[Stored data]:

▼

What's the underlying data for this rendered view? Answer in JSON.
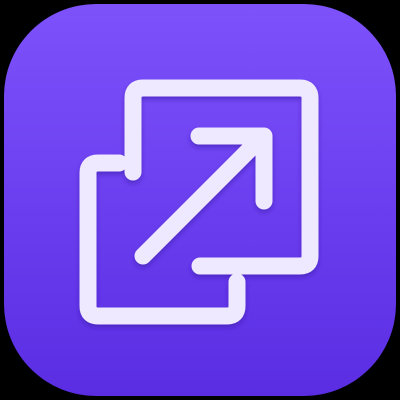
{
  "app_icon": {
    "name": "open-external-link-icon",
    "colors": {
      "background": "#000000",
      "tile": "#6a3df4",
      "tile_highlight": "#7d52fb",
      "tile_shadow": "#5a2de3",
      "glyph": "#efe9ff",
      "glyph_shadow": "#b7a2ff"
    }
  }
}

▲

[EXERCISE REQUIREMENTS]:
Each record must be quoted in full and exactly. Do not include the pictures.

[SOLUTION BELOW]:
What's the underlying data for this rendered view? Answer in JSON.
{
  "app_icon": {
    "name": "open-external-link-icon",
    "colors": {
      "background": "#000000",
      "tile": "#6a3df4",
      "tile_highlight": "#7d52fb",
      "tile_shadow": "#5a2de3",
      "glyph": "#efe9ff",
      "glyph_shadow": "#b7a2ff"
    }
  }
}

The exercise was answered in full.